RECORDS FOR THE TASK:
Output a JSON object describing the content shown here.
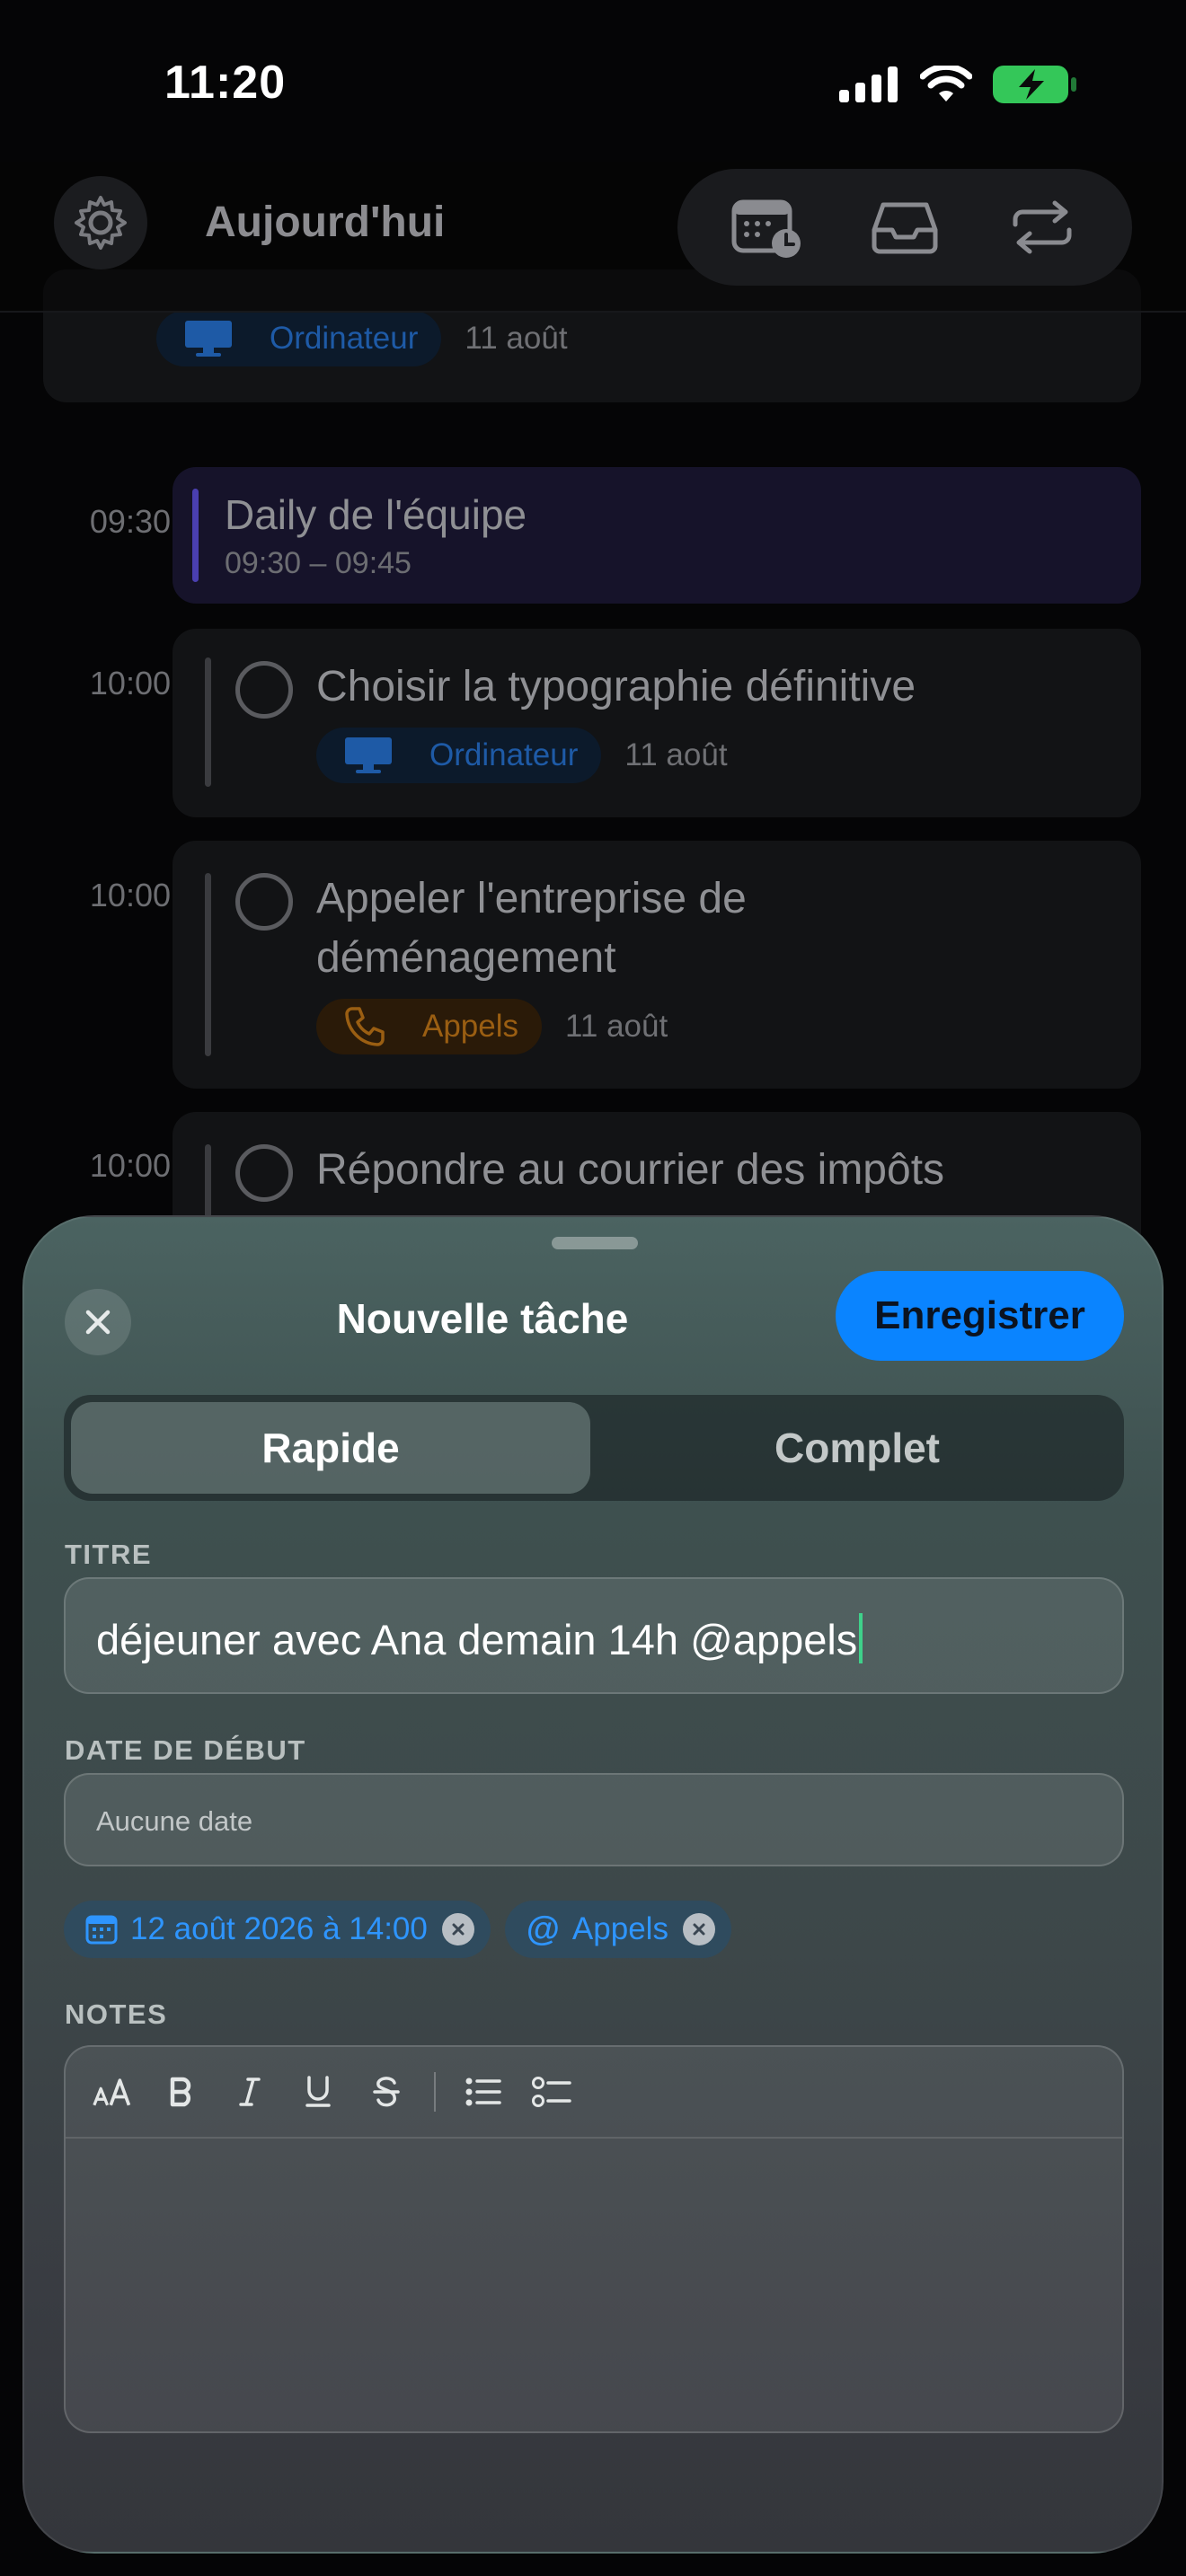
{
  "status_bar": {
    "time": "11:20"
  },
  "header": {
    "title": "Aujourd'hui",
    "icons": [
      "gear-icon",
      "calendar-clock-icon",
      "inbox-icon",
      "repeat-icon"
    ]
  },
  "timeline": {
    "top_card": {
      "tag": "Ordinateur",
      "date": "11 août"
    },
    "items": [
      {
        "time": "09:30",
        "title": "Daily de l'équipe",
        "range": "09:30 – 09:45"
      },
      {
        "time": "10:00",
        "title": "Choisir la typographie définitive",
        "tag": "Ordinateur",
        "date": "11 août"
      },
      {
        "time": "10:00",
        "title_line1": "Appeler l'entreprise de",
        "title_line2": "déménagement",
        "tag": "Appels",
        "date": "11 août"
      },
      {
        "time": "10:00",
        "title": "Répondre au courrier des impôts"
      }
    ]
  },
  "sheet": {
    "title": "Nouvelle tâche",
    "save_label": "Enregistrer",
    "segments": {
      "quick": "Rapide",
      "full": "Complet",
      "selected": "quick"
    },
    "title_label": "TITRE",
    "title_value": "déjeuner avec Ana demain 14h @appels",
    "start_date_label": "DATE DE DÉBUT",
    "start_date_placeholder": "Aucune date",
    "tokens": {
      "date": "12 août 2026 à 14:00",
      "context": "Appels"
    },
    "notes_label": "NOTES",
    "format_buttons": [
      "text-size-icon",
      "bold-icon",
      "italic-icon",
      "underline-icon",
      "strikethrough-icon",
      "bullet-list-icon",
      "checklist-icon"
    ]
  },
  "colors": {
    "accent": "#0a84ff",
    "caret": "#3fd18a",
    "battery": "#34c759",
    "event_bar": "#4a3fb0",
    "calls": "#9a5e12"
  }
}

DIRECTION:
Reproduce all of the material above word for word. Omit the pictures.

FINAL RESULT:
Output a JSON object describing the content shown here.
{
  "status_bar": {
    "time": "11:20"
  },
  "header": {
    "title": "Aujourd'hui",
    "icons": [
      "gear-icon",
      "calendar-clock-icon",
      "inbox-icon",
      "repeat-icon"
    ]
  },
  "timeline": {
    "top_card": {
      "tag": "Ordinateur",
      "date": "11 août"
    },
    "items": [
      {
        "time": "09:30",
        "title": "Daily de l'équipe",
        "range": "09:30 – 09:45"
      },
      {
        "time": "10:00",
        "title": "Choisir la typographie définitive",
        "tag": "Ordinateur",
        "date": "11 août"
      },
      {
        "time": "10:00",
        "title_line1": "Appeler l'entreprise de",
        "title_line2": "déménagement",
        "tag": "Appels",
        "date": "11 août"
      },
      {
        "time": "10:00",
        "title": "Répondre au courrier des impôts"
      }
    ]
  },
  "sheet": {
    "title": "Nouvelle tâche",
    "save_label": "Enregistrer",
    "segments": {
      "quick": "Rapide",
      "full": "Complet",
      "selected": "quick"
    },
    "title_label": "TITRE",
    "title_value": "déjeuner avec Ana demain 14h @appels",
    "start_date_label": "DATE DE DÉBUT",
    "start_date_placeholder": "Aucune date",
    "tokens": {
      "date": "12 août 2026 à 14:00",
      "context": "Appels"
    },
    "notes_label": "NOTES",
    "format_buttons": [
      "text-size-icon",
      "bold-icon",
      "italic-icon",
      "underline-icon",
      "strikethrough-icon",
      "bullet-list-icon",
      "checklist-icon"
    ]
  },
  "colors": {
    "accent": "#0a84ff",
    "caret": "#3fd18a",
    "battery": "#34c759",
    "event_bar": "#4a3fb0",
    "calls": "#9a5e12"
  }
}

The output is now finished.